**Your task**
It is required that all of the data be written out exactly.

start

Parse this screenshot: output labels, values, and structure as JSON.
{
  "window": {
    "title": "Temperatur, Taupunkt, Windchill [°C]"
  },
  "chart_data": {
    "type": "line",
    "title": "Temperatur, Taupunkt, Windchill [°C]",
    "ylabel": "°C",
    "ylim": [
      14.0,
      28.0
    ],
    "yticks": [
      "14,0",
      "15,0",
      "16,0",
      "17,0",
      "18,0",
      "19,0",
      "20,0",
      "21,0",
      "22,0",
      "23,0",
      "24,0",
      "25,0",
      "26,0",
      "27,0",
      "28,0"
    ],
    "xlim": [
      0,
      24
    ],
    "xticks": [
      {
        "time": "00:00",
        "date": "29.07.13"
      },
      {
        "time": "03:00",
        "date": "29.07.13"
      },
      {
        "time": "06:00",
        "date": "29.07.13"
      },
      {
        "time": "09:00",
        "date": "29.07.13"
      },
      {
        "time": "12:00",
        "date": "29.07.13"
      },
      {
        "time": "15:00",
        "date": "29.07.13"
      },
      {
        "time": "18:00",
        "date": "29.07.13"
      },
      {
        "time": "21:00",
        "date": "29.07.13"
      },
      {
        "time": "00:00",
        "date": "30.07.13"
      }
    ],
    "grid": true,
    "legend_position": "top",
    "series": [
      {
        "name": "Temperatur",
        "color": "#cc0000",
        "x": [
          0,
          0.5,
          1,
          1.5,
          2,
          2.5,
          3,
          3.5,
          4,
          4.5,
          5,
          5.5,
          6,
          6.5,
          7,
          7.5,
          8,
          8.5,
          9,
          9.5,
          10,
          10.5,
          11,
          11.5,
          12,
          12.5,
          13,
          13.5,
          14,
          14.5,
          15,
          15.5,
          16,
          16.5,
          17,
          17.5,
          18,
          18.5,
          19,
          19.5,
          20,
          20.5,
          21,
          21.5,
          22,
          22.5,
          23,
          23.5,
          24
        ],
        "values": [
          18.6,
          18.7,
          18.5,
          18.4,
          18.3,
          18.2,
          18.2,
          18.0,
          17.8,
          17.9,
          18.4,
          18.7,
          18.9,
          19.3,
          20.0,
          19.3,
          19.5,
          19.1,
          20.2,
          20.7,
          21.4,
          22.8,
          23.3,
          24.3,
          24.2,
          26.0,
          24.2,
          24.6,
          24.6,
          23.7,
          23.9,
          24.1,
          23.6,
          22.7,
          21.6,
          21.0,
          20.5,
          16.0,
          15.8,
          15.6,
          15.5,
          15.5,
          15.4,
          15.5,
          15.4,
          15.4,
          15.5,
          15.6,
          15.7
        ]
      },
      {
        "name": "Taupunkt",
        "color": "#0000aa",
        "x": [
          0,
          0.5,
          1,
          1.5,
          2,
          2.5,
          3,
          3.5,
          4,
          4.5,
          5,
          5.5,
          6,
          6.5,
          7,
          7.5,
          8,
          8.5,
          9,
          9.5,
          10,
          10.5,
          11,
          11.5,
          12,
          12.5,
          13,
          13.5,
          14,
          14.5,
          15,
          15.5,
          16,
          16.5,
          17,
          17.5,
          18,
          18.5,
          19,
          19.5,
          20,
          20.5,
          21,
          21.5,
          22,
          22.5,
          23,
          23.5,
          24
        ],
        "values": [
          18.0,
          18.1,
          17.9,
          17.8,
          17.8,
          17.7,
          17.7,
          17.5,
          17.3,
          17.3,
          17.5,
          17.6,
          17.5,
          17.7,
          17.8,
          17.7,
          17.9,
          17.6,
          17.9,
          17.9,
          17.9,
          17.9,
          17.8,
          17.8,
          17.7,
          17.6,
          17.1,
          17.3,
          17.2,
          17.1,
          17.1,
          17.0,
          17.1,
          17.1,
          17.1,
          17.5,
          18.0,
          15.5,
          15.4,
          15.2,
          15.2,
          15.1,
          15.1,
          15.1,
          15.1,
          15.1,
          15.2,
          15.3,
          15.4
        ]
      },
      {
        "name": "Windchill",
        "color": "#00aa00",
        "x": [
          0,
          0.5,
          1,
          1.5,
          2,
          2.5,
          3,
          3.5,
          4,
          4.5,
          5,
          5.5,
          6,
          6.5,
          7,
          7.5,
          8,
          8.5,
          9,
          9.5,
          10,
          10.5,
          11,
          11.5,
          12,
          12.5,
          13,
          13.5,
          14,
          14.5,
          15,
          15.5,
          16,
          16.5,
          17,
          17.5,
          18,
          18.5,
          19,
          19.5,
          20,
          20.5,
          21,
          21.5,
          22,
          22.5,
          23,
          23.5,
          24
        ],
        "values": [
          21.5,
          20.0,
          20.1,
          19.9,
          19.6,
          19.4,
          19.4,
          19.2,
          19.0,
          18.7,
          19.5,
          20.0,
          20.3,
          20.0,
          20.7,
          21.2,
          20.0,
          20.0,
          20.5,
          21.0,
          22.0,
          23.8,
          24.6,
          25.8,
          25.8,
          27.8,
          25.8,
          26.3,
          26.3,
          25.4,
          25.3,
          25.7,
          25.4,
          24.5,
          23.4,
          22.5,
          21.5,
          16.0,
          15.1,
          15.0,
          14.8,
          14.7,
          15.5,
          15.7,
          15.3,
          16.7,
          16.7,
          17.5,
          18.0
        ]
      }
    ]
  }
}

end

**Task answer**
Parse this screenshot: output labels, values, and structure as JSON.
{
  "window": {
    "title": "Temperatur, Taupunkt, Windchill [°C]"
  },
  "chart_data": {
    "type": "line",
    "title": "Temperatur, Taupunkt, Windchill [°C]",
    "ylabel": "°C",
    "ylim": [
      14.0,
      28.0
    ],
    "yticks": [
      "14,0",
      "15,0",
      "16,0",
      "17,0",
      "18,0",
      "19,0",
      "20,0",
      "21,0",
      "22,0",
      "23,0",
      "24,0",
      "25,0",
      "26,0",
      "27,0",
      "28,0"
    ],
    "xlim": [
      0,
      24
    ],
    "xticks": [
      {
        "time": "00:00",
        "date": "29.07.13"
      },
      {
        "time": "03:00",
        "date": "29.07.13"
      },
      {
        "time": "06:00",
        "date": "29.07.13"
      },
      {
        "time": "09:00",
        "date": "29.07.13"
      },
      {
        "time": "12:00",
        "date": "29.07.13"
      },
      {
        "time": "15:00",
        "date": "29.07.13"
      },
      {
        "time": "18:00",
        "date": "29.07.13"
      },
      {
        "time": "21:00",
        "date": "29.07.13"
      },
      {
        "time": "00:00",
        "date": "30.07.13"
      }
    ],
    "grid": true,
    "legend_position": "top",
    "series": [
      {
        "name": "Temperatur",
        "color": "#cc0000",
        "x": [
          0,
          0.5,
          1,
          1.5,
          2,
          2.5,
          3,
          3.5,
          4,
          4.5,
          5,
          5.5,
          6,
          6.5,
          7,
          7.5,
          8,
          8.5,
          9,
          9.5,
          10,
          10.5,
          11,
          11.5,
          12,
          12.5,
          13,
          13.5,
          14,
          14.5,
          15,
          15.5,
          16,
          16.5,
          17,
          17.5,
          18,
          18.5,
          19,
          19.5,
          20,
          20.5,
          21,
          21.5,
          22,
          22.5,
          23,
          23.5,
          24
        ],
        "values": [
          18.6,
          18.7,
          18.5,
          18.4,
          18.3,
          18.2,
          18.2,
          18.0,
          17.8,
          17.9,
          18.4,
          18.7,
          18.9,
          19.3,
          20.0,
          19.3,
          19.5,
          19.1,
          20.2,
          20.7,
          21.4,
          22.8,
          23.3,
          24.3,
          24.2,
          26.0,
          24.2,
          24.6,
          24.6,
          23.7,
          23.9,
          24.1,
          23.6,
          22.7,
          21.6,
          21.0,
          20.5,
          16.0,
          15.8,
          15.6,
          15.5,
          15.5,
          15.4,
          15.5,
          15.4,
          15.4,
          15.5,
          15.6,
          15.7
        ]
      },
      {
        "name": "Taupunkt",
        "color": "#0000aa",
        "x": [
          0,
          0.5,
          1,
          1.5,
          2,
          2.5,
          3,
          3.5,
          4,
          4.5,
          5,
          5.5,
          6,
          6.5,
          7,
          7.5,
          8,
          8.5,
          9,
          9.5,
          10,
          10.5,
          11,
          11.5,
          12,
          12.5,
          13,
          13.5,
          14,
          14.5,
          15,
          15.5,
          16,
          16.5,
          17,
          17.5,
          18,
          18.5,
          19,
          19.5,
          20,
          20.5,
          21,
          21.5,
          22,
          22.5,
          23,
          23.5,
          24
        ],
        "values": [
          18.0,
          18.1,
          17.9,
          17.8,
          17.8,
          17.7,
          17.7,
          17.5,
          17.3,
          17.3,
          17.5,
          17.6,
          17.5,
          17.7,
          17.8,
          17.7,
          17.9,
          17.6,
          17.9,
          17.9,
          17.9,
          17.9,
          17.8,
          17.8,
          17.7,
          17.6,
          17.1,
          17.3,
          17.2,
          17.1,
          17.1,
          17.0,
          17.1,
          17.1,
          17.1,
          17.5,
          18.0,
          15.5,
          15.4,
          15.2,
          15.2,
          15.1,
          15.1,
          15.1,
          15.1,
          15.1,
          15.2,
          15.3,
          15.4
        ]
      },
      {
        "name": "Windchill",
        "color": "#00aa00",
        "x": [
          0,
          0.5,
          1,
          1.5,
          2,
          2.5,
          3,
          3.5,
          4,
          4.5,
          5,
          5.5,
          6,
          6.5,
          7,
          7.5,
          8,
          8.5,
          9,
          9.5,
          10,
          10.5,
          11,
          11.5,
          12,
          12.5,
          13,
          13.5,
          14,
          14.5,
          15,
          15.5,
          16,
          16.5,
          17,
          17.5,
          18,
          18.5,
          19,
          19.5,
          20,
          20.5,
          21,
          21.5,
          22,
          22.5,
          23,
          23.5,
          24
        ],
        "values": [
          21.5,
          20.0,
          20.1,
          19.9,
          19.6,
          19.4,
          19.4,
          19.2,
          19.0,
          18.7,
          19.5,
          20.0,
          20.3,
          20.0,
          20.7,
          21.2,
          20.0,
          20.0,
          20.5,
          21.0,
          22.0,
          23.8,
          24.6,
          25.8,
          25.8,
          27.8,
          25.8,
          26.3,
          26.3,
          25.4,
          25.3,
          25.7,
          25.4,
          24.5,
          23.4,
          22.5,
          21.5,
          16.0,
          15.1,
          15.0,
          14.8,
          14.7,
          15.5,
          15.7,
          15.3,
          16.7,
          16.7,
          17.5,
          18.0
        ]
      }
    ]
  }
}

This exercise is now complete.